DIRECTION —
Pull out every line with the word "ylabel".

EXCERPTED DATA —
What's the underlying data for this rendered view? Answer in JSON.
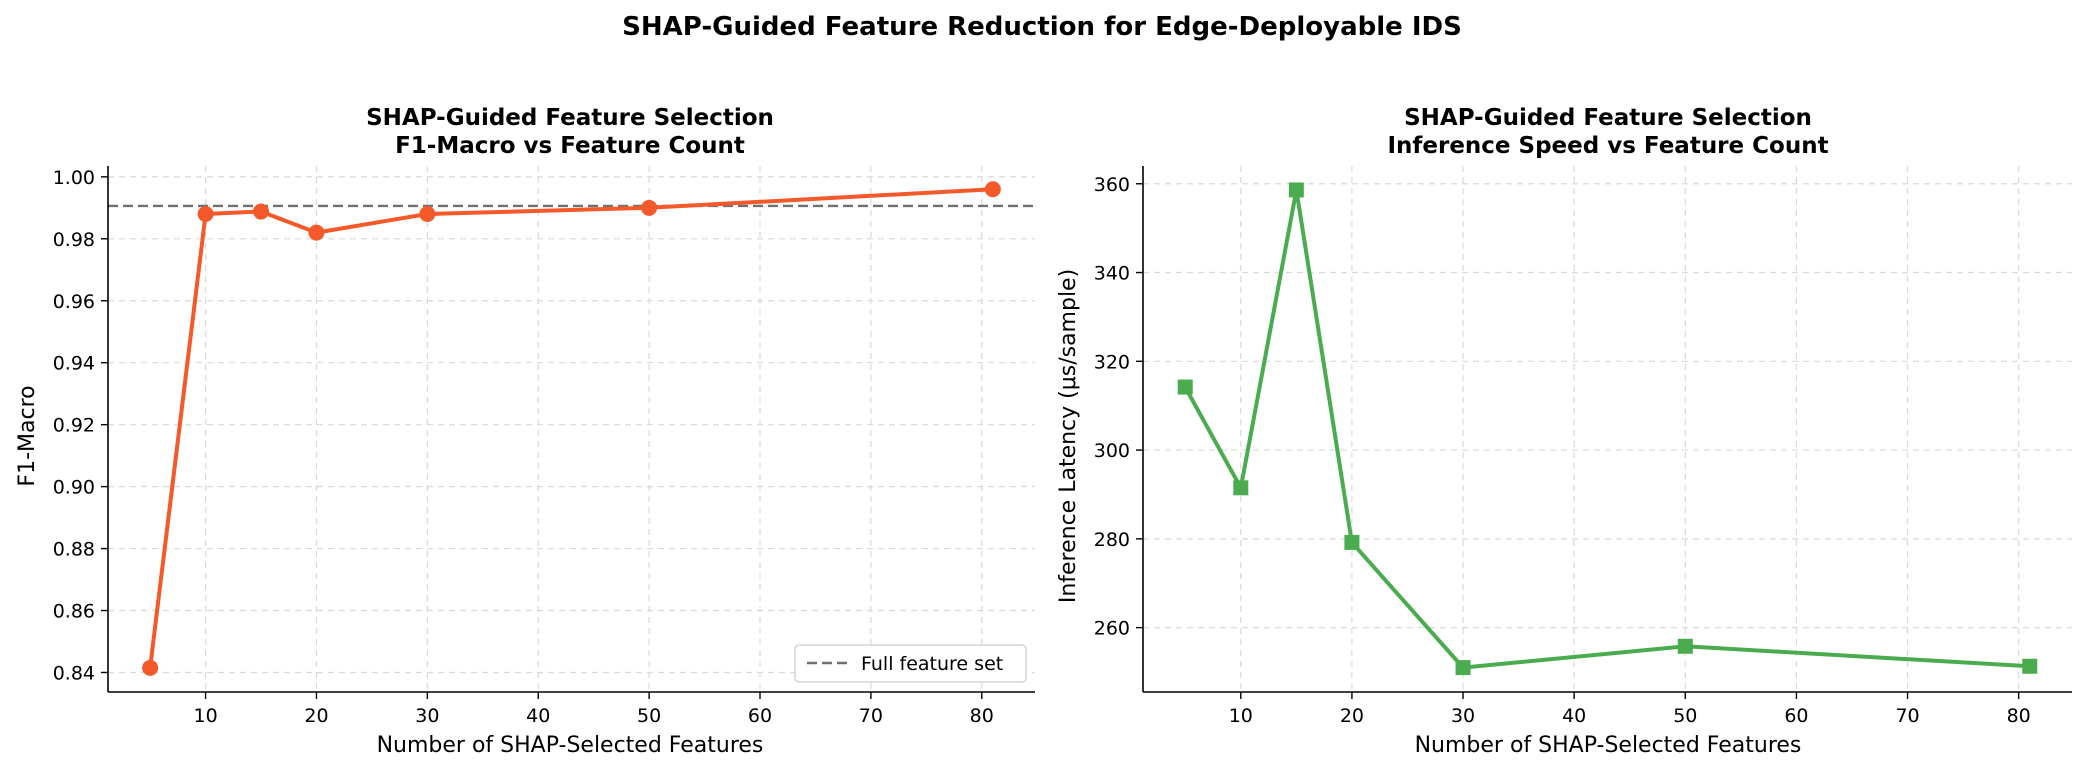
{
  "figure": {
    "suptitle": "SHAP-Guided Feature Reduction for Edge-Deployable IDS"
  },
  "chart_data": [
    {
      "type": "line",
      "title_line1": "SHAP-Guided Feature Selection",
      "title_line2": "F1-Macro vs Feature Count",
      "xlabel": "Number of SHAP-Selected Features",
      "ylabel": "F1-Macro",
      "xlim": [
        1.2,
        84.8
      ],
      "ylim": [
        0.8337,
        1.0035
      ],
      "xticks": [
        10,
        20,
        30,
        40,
        50,
        60,
        70,
        80
      ],
      "yticks": [
        0.84,
        0.86,
        0.88,
        0.9,
        0.92,
        0.94,
        0.96,
        0.98,
        1.0
      ],
      "ytick_labels": [
        "0.84",
        "0.86",
        "0.88",
        "0.90",
        "0.92",
        "0.94",
        "0.96",
        "0.98",
        "1.00"
      ],
      "grid": true,
      "legend_position": "lower-right",
      "series": [
        {
          "color": "#f4592a",
          "marker": "circle",
          "x": [
            5,
            10,
            15,
            20,
            30,
            50,
            81
          ],
          "y": [
            0.8415,
            0.988,
            0.9888,
            0.982,
            0.988,
            0.99,
            0.996
          ]
        }
      ],
      "reference_line": {
        "name": "Full feature set",
        "y": 0.9906,
        "color": "#707070",
        "style": "dashed"
      }
    },
    {
      "type": "line",
      "title_line1": "SHAP-Guided Feature Selection",
      "title_line2": "Inference Speed vs Feature Count",
      "xlabel": "Number of SHAP-Selected Features",
      "ylabel": "Inference Latency (μs/sample)",
      "xlim": [
        1.2,
        84.8
      ],
      "ylim": [
        245.5,
        364.0
      ],
      "xticks": [
        10,
        20,
        30,
        40,
        50,
        60,
        70,
        80
      ],
      "yticks": [
        260,
        280,
        300,
        320,
        340,
        360
      ],
      "ytick_labels": [
        "260",
        "280",
        "300",
        "320",
        "340",
        "360"
      ],
      "grid": true,
      "series": [
        {
          "color": "#4aac4e",
          "marker": "square",
          "x": [
            5,
            10,
            15,
            20,
            30,
            50,
            81
          ],
          "y": [
            314.2,
            291.5,
            358.6,
            279.2,
            251.0,
            255.8,
            251.3
          ]
        }
      ]
    }
  ]
}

SOLUTION TO THE EXERCISE —
      "ylabel": "F1-Macro",
      "ylabel": "Inference Latency (μs/sample)",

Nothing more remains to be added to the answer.